▶ _What this task involves_
Restate each of the lines given below, word for word.

▶ _Given entries_
Start
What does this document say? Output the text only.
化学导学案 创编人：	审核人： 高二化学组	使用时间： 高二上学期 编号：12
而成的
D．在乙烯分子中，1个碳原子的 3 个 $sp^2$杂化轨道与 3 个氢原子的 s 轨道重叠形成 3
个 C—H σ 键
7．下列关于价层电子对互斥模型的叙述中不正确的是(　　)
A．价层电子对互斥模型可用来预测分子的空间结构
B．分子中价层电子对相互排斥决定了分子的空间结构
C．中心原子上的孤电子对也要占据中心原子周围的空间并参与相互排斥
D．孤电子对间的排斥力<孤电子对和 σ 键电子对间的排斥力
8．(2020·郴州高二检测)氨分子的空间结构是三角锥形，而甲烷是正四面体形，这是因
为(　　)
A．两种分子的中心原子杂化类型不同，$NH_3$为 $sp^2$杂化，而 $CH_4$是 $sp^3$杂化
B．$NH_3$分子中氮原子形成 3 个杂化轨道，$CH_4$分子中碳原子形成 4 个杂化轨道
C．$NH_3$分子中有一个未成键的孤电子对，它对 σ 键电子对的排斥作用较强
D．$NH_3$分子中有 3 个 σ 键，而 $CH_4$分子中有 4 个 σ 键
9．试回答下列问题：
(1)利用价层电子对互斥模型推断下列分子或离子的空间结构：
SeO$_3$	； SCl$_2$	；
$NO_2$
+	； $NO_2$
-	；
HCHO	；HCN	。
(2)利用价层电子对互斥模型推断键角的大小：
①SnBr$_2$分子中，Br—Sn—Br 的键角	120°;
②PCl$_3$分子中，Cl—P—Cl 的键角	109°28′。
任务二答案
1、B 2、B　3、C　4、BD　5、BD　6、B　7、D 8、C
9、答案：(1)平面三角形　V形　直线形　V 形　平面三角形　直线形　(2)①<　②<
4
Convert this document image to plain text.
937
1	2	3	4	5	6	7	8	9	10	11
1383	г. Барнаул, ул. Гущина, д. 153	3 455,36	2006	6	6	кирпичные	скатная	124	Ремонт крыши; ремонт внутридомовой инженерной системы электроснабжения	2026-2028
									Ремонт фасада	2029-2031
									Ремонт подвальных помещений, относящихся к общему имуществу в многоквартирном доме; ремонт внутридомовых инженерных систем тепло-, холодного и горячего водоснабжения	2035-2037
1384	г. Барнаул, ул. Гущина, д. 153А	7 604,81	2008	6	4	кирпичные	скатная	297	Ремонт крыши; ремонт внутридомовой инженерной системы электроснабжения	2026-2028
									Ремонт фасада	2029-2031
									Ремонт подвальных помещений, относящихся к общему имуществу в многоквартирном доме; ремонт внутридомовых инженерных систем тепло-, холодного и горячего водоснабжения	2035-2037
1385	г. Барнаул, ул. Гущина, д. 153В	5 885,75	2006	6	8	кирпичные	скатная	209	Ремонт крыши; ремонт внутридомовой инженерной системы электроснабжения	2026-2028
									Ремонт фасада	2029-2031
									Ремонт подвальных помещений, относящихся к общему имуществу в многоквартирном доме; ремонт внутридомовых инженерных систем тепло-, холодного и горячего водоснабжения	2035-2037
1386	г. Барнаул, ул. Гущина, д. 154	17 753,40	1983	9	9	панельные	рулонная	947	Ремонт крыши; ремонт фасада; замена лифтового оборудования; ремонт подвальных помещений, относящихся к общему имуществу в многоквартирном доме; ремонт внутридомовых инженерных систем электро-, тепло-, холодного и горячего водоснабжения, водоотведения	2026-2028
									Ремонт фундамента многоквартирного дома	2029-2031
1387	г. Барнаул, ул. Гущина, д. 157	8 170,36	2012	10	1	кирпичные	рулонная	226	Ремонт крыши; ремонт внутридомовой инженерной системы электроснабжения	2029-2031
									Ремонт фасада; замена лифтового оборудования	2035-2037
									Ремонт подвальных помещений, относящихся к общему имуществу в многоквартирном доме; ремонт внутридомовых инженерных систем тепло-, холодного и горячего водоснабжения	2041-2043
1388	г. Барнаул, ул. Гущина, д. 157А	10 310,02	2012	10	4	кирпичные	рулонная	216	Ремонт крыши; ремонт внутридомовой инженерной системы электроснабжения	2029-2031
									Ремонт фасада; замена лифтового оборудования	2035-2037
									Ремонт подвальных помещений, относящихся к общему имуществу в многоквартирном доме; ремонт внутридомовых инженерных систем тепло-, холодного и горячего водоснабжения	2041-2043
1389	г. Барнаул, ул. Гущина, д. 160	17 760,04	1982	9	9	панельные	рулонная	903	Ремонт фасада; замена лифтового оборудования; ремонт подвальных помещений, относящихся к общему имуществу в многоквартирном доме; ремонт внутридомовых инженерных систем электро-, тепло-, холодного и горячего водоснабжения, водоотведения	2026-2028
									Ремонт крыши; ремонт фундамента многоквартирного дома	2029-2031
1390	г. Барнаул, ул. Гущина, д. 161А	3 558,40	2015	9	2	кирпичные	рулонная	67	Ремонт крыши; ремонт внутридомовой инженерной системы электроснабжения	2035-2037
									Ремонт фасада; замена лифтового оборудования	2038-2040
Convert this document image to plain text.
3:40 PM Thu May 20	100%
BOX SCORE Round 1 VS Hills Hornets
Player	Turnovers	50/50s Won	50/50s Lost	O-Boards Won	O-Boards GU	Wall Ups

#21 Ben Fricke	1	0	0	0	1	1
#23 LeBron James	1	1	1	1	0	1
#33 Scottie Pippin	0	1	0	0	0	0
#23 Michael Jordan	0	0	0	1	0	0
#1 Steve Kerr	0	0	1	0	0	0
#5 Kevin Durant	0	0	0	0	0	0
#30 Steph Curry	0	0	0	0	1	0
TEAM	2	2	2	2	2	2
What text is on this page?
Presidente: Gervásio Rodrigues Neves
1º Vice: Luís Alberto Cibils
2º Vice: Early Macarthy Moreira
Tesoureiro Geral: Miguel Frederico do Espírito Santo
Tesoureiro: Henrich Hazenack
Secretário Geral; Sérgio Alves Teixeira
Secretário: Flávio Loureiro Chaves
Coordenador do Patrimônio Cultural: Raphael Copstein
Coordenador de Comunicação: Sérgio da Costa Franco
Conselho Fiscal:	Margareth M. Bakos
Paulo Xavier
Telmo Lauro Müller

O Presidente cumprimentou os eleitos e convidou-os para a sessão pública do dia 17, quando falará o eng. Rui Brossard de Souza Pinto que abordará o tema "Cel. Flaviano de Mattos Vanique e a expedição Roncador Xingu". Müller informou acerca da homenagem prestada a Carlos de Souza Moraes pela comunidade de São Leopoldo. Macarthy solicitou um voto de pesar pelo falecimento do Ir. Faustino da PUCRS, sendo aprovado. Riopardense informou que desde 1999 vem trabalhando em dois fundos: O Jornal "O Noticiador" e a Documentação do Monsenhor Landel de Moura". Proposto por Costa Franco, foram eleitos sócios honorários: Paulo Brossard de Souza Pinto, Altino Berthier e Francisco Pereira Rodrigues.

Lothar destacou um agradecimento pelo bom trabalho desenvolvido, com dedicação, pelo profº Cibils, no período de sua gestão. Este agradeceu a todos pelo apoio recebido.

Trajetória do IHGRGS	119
End
▶ _Problem solution_
What does this document say? Output the text only.
化学导学案 创编人：	审核人： 高二化学组	使用时间： 高二上学期 编号：12
而成的
D．在乙烯分子中，1个碳原子的 3 个 $sp^2$杂化轨道与 3 个氢原子的 s 轨道重叠形成 3
个 C—H σ 键
7．下列关于价层电子对互斥模型的叙述中不正确的是(　　)
A．价层电子对互斥模型可用来预测分子的空间结构
B．分子中价层电子对相互排斥决定了分子的空间结构
C．中心原子上的孤电子对也要占据中心原子周围的空间并参与相互排斥
D．孤电子对间的排斥力<孤电子对和 σ 键电子对间的排斥力
8．(2020·郴州高二检测)氨分子的空间结构是三角锥形，而甲烷是正四面体形，这是因
为(　　)
A．两种分子的中心原子杂化类型不同，$NH_3$为 $sp^2$杂化，而 $CH_4$是 $sp^3$杂化
B．$NH_3$分子中氮原子形成 3 个杂化轨道，$CH_4$分子中碳原子形成 4 个杂化轨道
C．$NH_3$分子中有一个未成键的孤电子对，它对 σ 键电子对的排斥作用较强
D．$NH_3$分子中有 3 个 σ 键，而 $CH_4$分子中有 4 个 σ 键
9．试回答下列问题：
(1)利用价层电子对互斥模型推断下列分子或离子的空间结构：
SeO$_3$	； SCl$_2$	；
$NO_2$
+	； $NO_2$
-	；
HCHO	；HCN	。
(2)利用价层电子对互斥模型推断键角的大小：
①SnBr$_2$分子中，Br—Sn—Br 的键角	120°;
②PCl$_3$分子中，Cl—P—Cl 的键角	109°28′。
任务二答案
1、B 2、B　3、C　4、BD　5、BD　6、B　7、D 8、C
9、答案：(1)平面三角形　V形　直线形　V 形　平面三角形　直线形　(2)①<　②<
4
Convert this document image to plain text.
937
1	2	3	4	5	6	7	8	9	10	11
1383	г. Барнаул, ул. Гущина, д. 153	3 455,36	2006	6	6	кирпичные	скатная	124	Ремонт крыши; ремонт внутридомовой инженерной системы электроснабжения	2026-2028
									Ремонт фасада	2029-2031
									Ремонт подвальных помещений, относящихся к общему имуществу в многоквартирном доме; ремонт внутридомовых инженерных систем тепло-, холодного и горячего водоснабжения	2035-2037
1384	г. Барнаул, ул. Гущина, д. 153А	7 604,81	2008	6	4	кирпичные	скатная	297	Ремонт крыши; ремонт внутридомовой инженерной системы электроснабжения	2026-2028
									Ремонт фасада	2029-2031
									Ремонт подвальных помещений, относящихся к общему имуществу в многоквартирном доме; ремонт внутридомовых инженерных систем тепло-, холодного и горячего водоснабжения	2035-2037
1385	г. Барнаул, ул. Гущина, д. 153В	5 885,75	2006	6	8	кирпичные	скатная	209	Ремонт крыши; ремонт внутридомовой инженерной системы электроснабжения	2026-2028
									Ремонт фасада	2029-2031
									Ремонт подвальных помещений, относящихся к общему имуществу в многоквартирном доме; ремонт внутридомовых инженерных систем тепло-, холодного и горячего водоснабжения	2035-2037
1386	г. Барнаул, ул. Гущина, д. 154	17 753,40	1983	9	9	панельные	рулонная	947	Ремонт крыши; ремонт фасада; замена лифтового оборудования; ремонт подвальных помещений, относящихся к общему имуществу в многоквартирном доме; ремонт внутридомовых инженерных систем электро-, тепло-, холодного и горячего водоснабжения, водоотведения	2026-2028
									Ремонт фундамента многоквартирного дома	2029-2031
1387	г. Барнаул, ул. Гущина, д. 157	8 170,36	2012	10	1	кирпичные	рулонная	226	Ремонт крыши; ремонт внутридомовой инженерной системы электроснабжения	2029-2031
									Ремонт фасада; замена лифтового оборудования	2035-2037
									Ремонт подвальных помещений, относящихся к общему имуществу в многоквартирном доме; ремонт внутридомовых инженерных систем тепло-, холодного и горячего водоснабжения	2041-2043
1388	г. Барнаул, ул. Гущина, д. 157А	10 310,02	2012	10	4	кирпичные	рулонная	216	Ремонт крыши; ремонт внутридомовой инженерной системы электроснабжения	2029-2031
									Ремонт фасада; замена лифтового оборудования	2035-2037
									Ремонт подвальных помещений, относящихся к общему имуществу в многоквартирном доме; ремонт внутридомовых инженерных систем тепло-, холодного и горячего водоснабжения	2041-2043
1389	г. Барнаул, ул. Гущина, д. 160	17 760,04	1982	9	9	панельные	рулонная	903	Ремонт фасада; замена лифтового оборудования; ремонт подвальных помещений, относящихся к общему имуществу в многоквартирном доме; ремонт внутридомовых инженерных систем электро-, тепло-, холодного и горячего водоснабжения, водоотведения	2026-2028
									Ремонт крыши; ремонт фундамента многоквартирного дома	2029-2031
1390	г. Барнаул, ул. Гущина, д. 161А	3 558,40	2015	9	2	кирпичные	рулонная	67	Ремонт крыши; ремонт внутридомовой инженерной системы электроснабжения	2035-2037
									Ремонт фасада; замена лифтового оборудования	2038-2040
Convert this document image to plain text.
3:40 PM Thu May 20	100%
BOX SCORE Round 1 VS Hills Hornets
Player	Turnovers	50/50s Won	50/50s Lost	O-Boards Won	O-Boards GU	Wall Ups

#21 Ben Fricke	1	0	0	0	1	1
#23 LeBron James	1	1	1	1	0	1
#33 Scottie Pippin	0	1	0	0	0	0
#23 Michael Jordan	0	0	0	1	0	0
#1 Steve Kerr	0	0	1	0	0	0
#5 Kevin Durant	0	0	0	0	0	0
#30 Steph Curry	0	0	0	0	1	0
TEAM	2	2	2	2	2	2
What text is on this page?
Presidente: Gervásio Rodrigues Neves
1º Vice: Luís Alberto Cibils
2º Vice: Early Macarthy Moreira
Tesoureiro Geral: Miguel Frederico do Espírito Santo
Tesoureiro: Henrich Hazenack
Secretário Geral; Sérgio Alves Teixeira
Secretário: Flávio Loureiro Chaves
Coordenador do Patrimônio Cultural: Raphael Copstein
Coordenador de Comunicação: Sérgio da Costa Franco
Conselho Fiscal:	Margareth M. Bakos
Paulo Xavier
Telmo Lauro Müller

O Presidente cumprimentou os eleitos e convidou-os para a sessão pública do dia 17, quando falará o eng. Rui Brossard de Souza Pinto que abordará o tema "Cel. Flaviano de Mattos Vanique e a expedição Roncador Xingu". Müller informou acerca da homenagem prestada a Carlos de Souza Moraes pela comunidade de São Leopoldo. Macarthy solicitou um voto de pesar pelo falecimento do Ir. Faustino da PUCRS, sendo aprovado. Riopardense informou que desde 1999 vem trabalhando em dois fundos: O Jornal "O Noticiador" e a Documentação do Monsenhor Landel de Moura". Proposto por Costa Franco, foram eleitos sócios honorários: Paulo Brossard de Souza Pinto, Altino Berthier e Francisco Pereira Rodrigues.

Lothar destacou um agradecimento pelo bom trabalho desenvolvido, com dedicação, pelo profº Cibils, no período de sua gestão. Este agradeceu a todos pelo apoio recebido.

Trajetória do IHGRGS	119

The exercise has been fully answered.